— EXERCISE —
Gather all lines from the material that contain "JSON".

──────── SUPPLIED DATA ────────

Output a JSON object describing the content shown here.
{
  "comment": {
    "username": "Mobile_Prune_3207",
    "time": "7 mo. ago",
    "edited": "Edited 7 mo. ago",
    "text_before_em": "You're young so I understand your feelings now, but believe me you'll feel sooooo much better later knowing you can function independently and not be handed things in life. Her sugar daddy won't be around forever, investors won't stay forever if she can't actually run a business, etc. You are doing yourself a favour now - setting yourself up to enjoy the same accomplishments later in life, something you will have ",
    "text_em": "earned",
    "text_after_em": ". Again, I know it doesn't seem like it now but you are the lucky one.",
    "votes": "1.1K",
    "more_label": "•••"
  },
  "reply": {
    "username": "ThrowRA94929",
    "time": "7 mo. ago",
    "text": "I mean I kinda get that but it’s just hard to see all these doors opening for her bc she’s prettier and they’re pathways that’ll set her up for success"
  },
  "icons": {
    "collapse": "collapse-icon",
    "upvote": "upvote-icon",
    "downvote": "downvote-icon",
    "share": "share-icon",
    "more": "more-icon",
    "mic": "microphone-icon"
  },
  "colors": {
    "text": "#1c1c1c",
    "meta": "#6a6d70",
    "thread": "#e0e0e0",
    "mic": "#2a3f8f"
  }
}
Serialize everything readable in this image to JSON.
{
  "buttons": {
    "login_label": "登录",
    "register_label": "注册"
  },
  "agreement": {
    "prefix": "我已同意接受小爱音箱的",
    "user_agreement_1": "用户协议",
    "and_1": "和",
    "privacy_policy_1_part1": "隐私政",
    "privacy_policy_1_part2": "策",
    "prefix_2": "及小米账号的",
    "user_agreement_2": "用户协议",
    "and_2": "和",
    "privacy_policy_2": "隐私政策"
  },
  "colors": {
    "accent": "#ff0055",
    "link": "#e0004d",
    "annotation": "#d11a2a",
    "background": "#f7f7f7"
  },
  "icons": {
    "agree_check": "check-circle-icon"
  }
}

────────

— SOLVED PROBLEM —
Output a JSON object describing the content shown here.
Serialize everything readable in this image to JSON.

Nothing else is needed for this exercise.